### Reading passage
# # # # # # #
For the financial year ending 2014, the median equivalised net income before housing costs (BHC) for the UK was £453 per week with the low income threshold at £272 per week. Therefore a household with a weekly income of less than £272 (BHC) is classed as a household in poverty.

In the financial year ending 2014, the estimated percentage of households in poverty BHC for middle layer super output areas (MSOAs) ranged from 4.9% (within the Westminster local authority district) to 53.6% (within the Bradford local authority district). The median percentage of households in poverty BHC in England and Wales overall was 15.6%, with over three-quarters of small areas in England and Wales having less than 20% of households in poverty BHC.

Figure 1 shows that the 9.8% to 14.6% poverty band contained the largest number of MSOAs, followed quite closely by the 14.7% to 19.4% band. It also shows that there are some areas with particularly high levels of household poverty, but a larger number of areas fall within the lower poverty bands.

The region that contains MSOAs with the most variable percentage of households in poverty (based on the interquartile range) was Yorkshire and The Humber. Figure 2 shows the percentage of households in poverty BHC for MSOAs in this region. This region also contained the MSOA with the largest proportion of households in poverty in the whole of England and Wales, at 53.6%.

The South East region had the least variability in the percentage of households in poverty BHC (based on the interquartile range). The map for percentage of households in poverty by MSOA for the South East is shown in Figure 3. This has a similar pattern to the estimates for the financial year ending 2012. The South East also had the lowest median percentage of households in poverty at 13.2%, although London was very similar with 13.3%. Wales had the highest median at 19.9%.
# # # # # # #
### Stated goal 1
Copy the records word for word, starting at the first line of the records and ending at the line that contains "xtick-0309: 2025.03.09 bbox=[953, 380, 973, 465]", with both of those lines included. Leave the pictures out of your copy.
The records below are unrelated to the household poverty text.

### Task data
# # # # # # #
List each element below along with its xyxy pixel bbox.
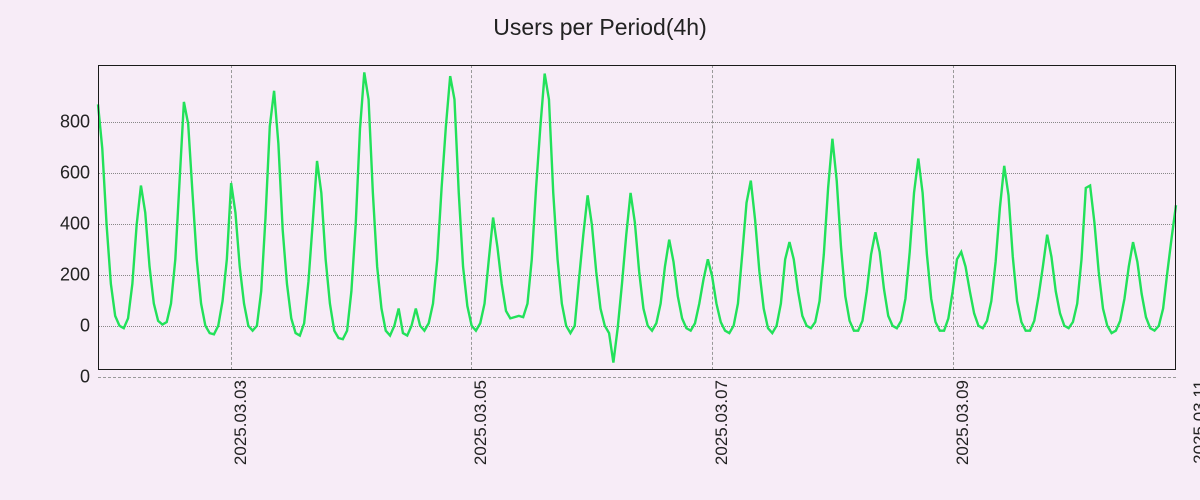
ytick-1000: 800 bbox=[60, 112, 90, 133]
gridline-0 bbox=[98, 377, 1176, 378]
xtick-0303: 2025.03.03 bbox=[231, 380, 251, 465]
plot-border bbox=[98, 65, 1176, 370]
xtick-0305: 2025.03.05 bbox=[471, 380, 491, 465]
ytick-400: 200 bbox=[60, 265, 90, 286]
plot-area: 800 600 400 200 0 0 2025.03.03 2025.03.0… bbox=[98, 65, 1176, 370]
ytick-800: 600 bbox=[60, 163, 90, 184]
xtick-0307: 2025.03.07 bbox=[712, 380, 732, 465]
xtick-0311: 2025.03.11 bbox=[1190, 380, 1200, 464]
ytick-200: 0 bbox=[80, 316, 90, 337]
chart-title: Users per Period(4h) bbox=[0, 14, 1200, 41]
xtick-0309: 2025.03.09 bbox=[953, 380, 973, 465]
chart-container: Users per Period(4h) 800 600 400 200 0 0… bbox=[0, 0, 1200, 500]
ytick-600: 400 bbox=[60, 214, 90, 235]
ytick-0: 0 bbox=[80, 367, 90, 388]
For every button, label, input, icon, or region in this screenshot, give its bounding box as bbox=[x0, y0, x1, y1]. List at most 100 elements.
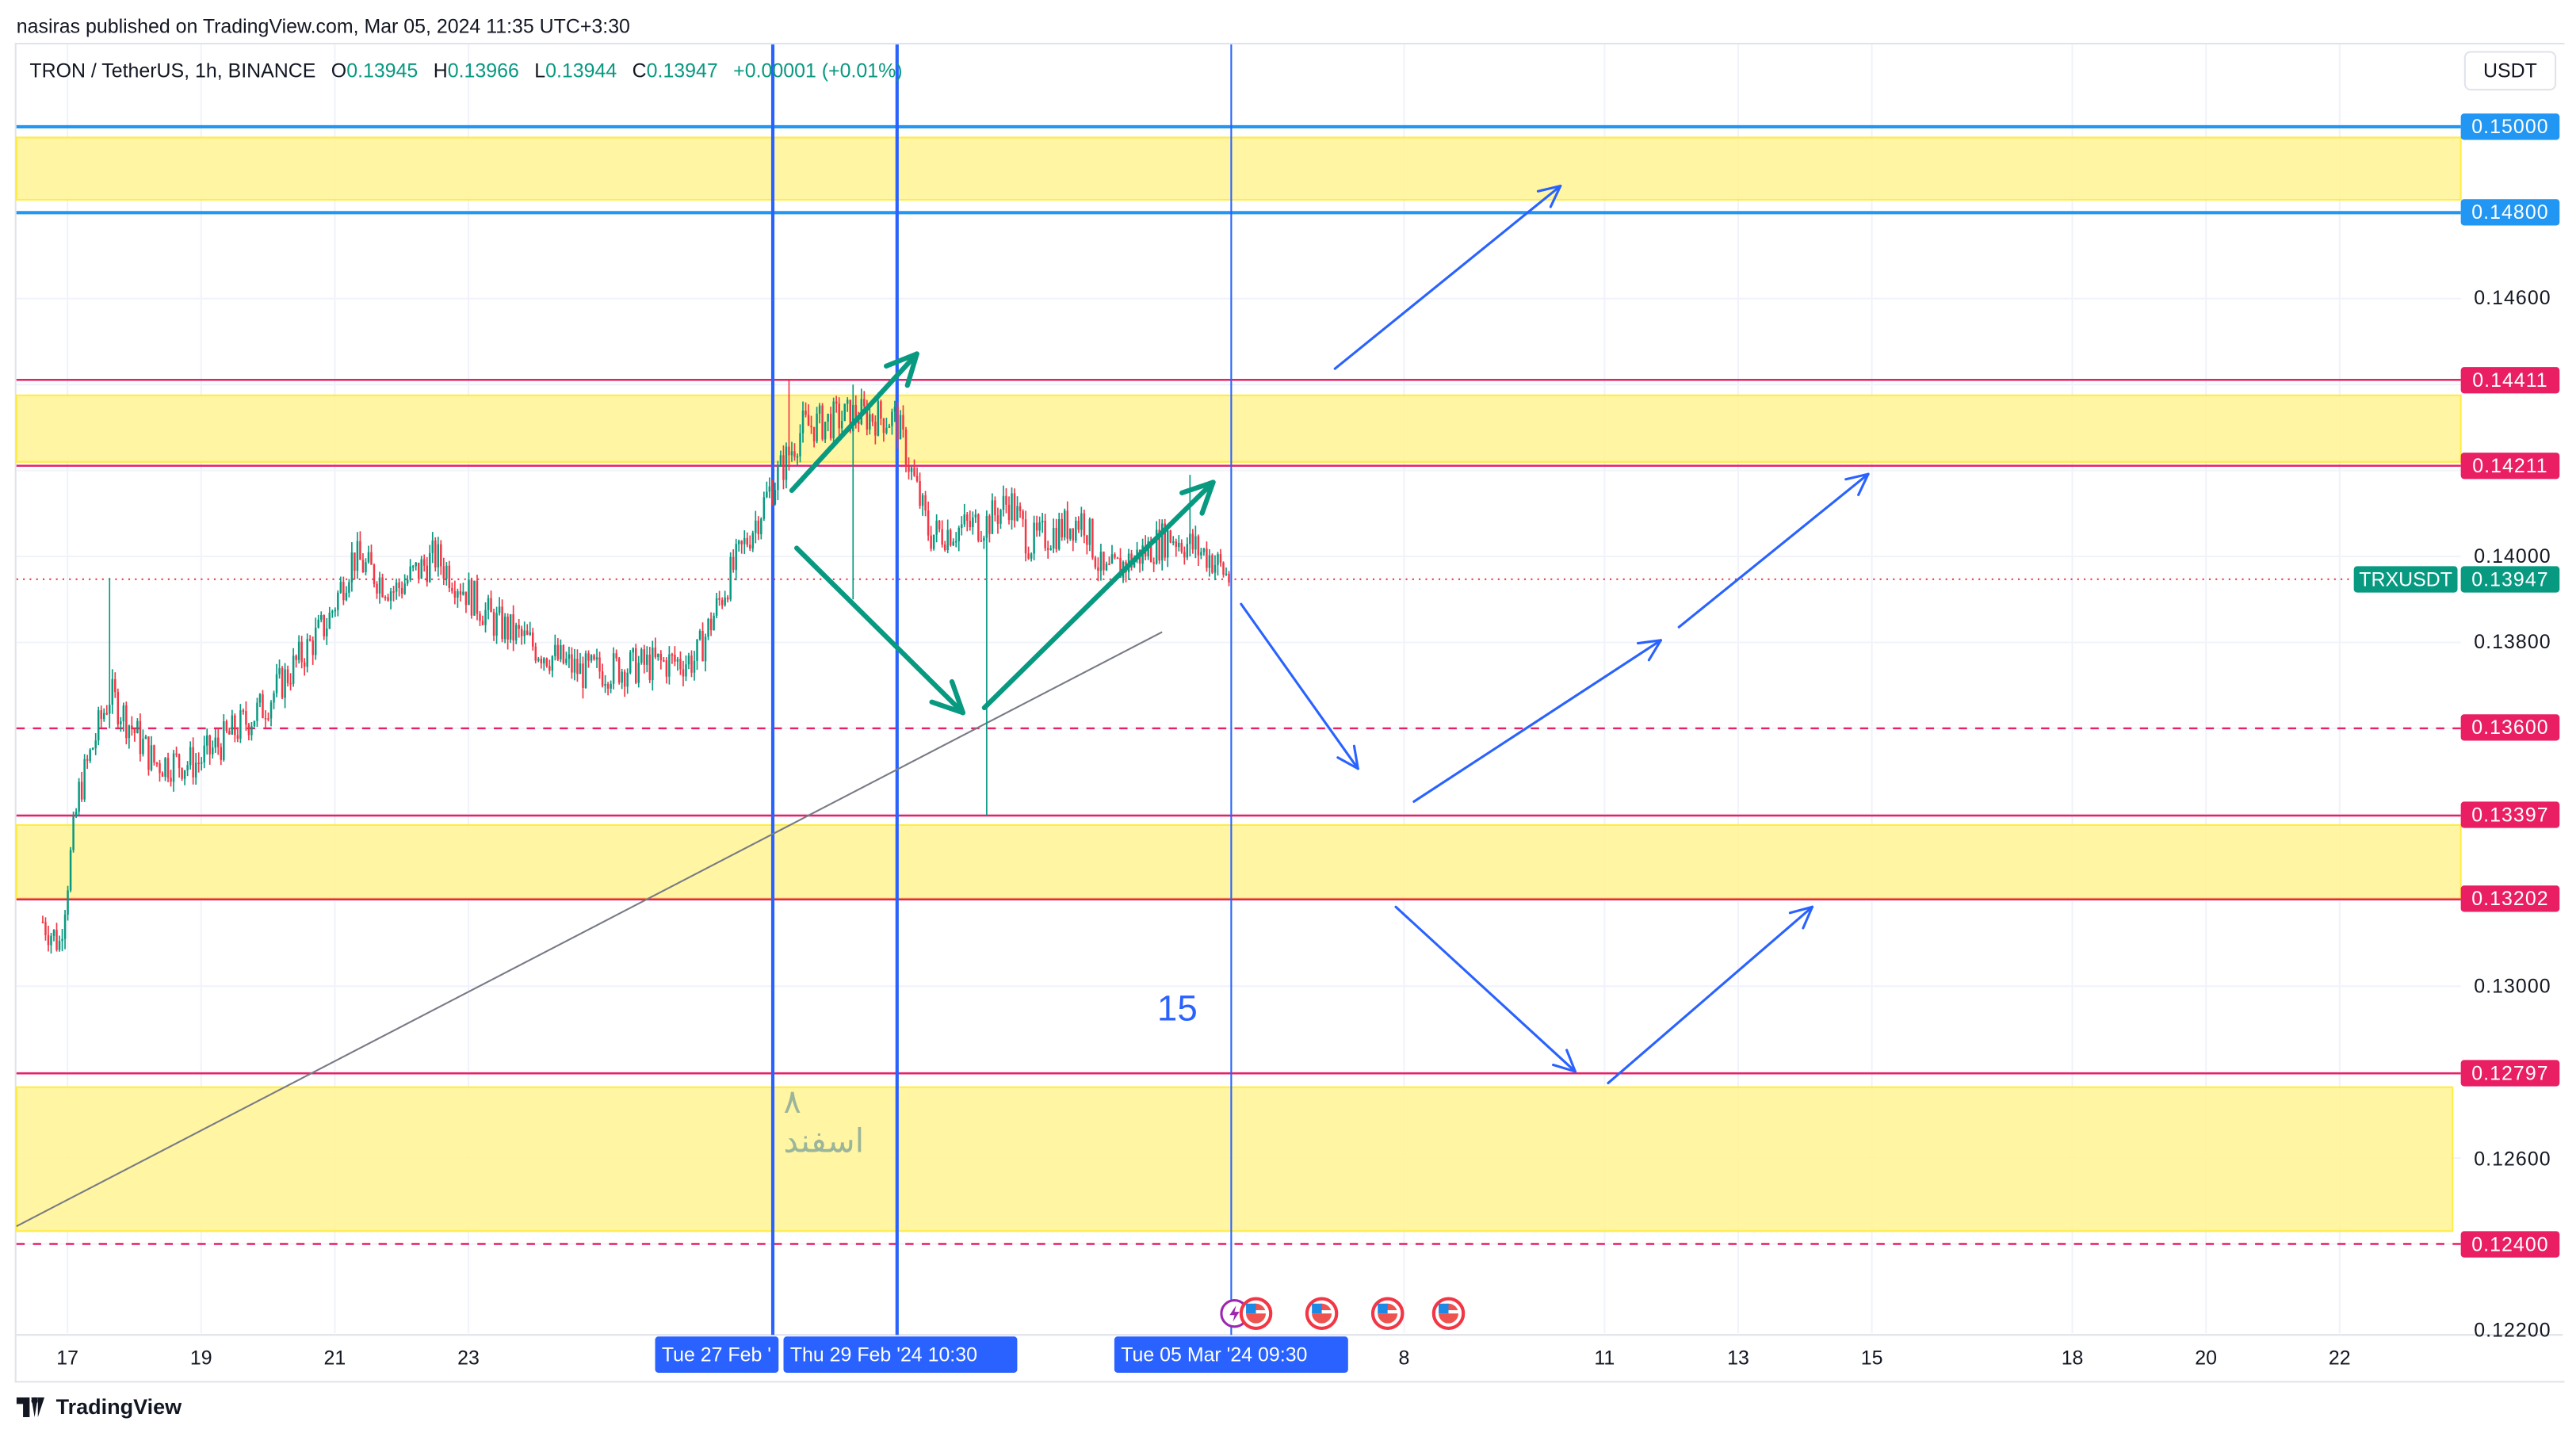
# # # # # # #
### Stated goal 2
In the household poverty text, why is a household with a weekly income under £272 (BHC) classed as being in poverty?

### Problem solution 1
List each element below along with its xyxy pixel bbox.
ytick-1000: 800 bbox=[60, 112, 90, 133]
gridline-0 bbox=[98, 377, 1176, 378]
xtick-0303: 2025.03.03 bbox=[231, 380, 251, 465]
plot-border bbox=[98, 65, 1176, 370]
xtick-0305: 2025.03.05 bbox=[471, 380, 491, 465]
ytick-400: 200 bbox=[60, 265, 90, 286]
plot-area: 800 600 400 200 0 0 2025.03.03 2025.03.0… bbox=[98, 65, 1176, 370]
ytick-800: 600 bbox=[60, 163, 90, 184]
xtick-0307: 2025.03.07 bbox=[712, 380, 732, 465]
xtick-0311: 2025.03.11 bbox=[1190, 380, 1200, 464]
ytick-200: 0 bbox=[80, 316, 90, 337]
chart-title: Users per Period(4h) bbox=[0, 14, 1200, 41]
xtick-0309: 2025.03.09 bbox=[953, 380, 973, 465]

### Problem solution 2
For the financial year ending 2014, the text sets the low income threshold at £272 per week. The UK median equivalised net income before housing costs was £453 per week. A household with a weekly income below that threshold is therefore classed as a household in poverty.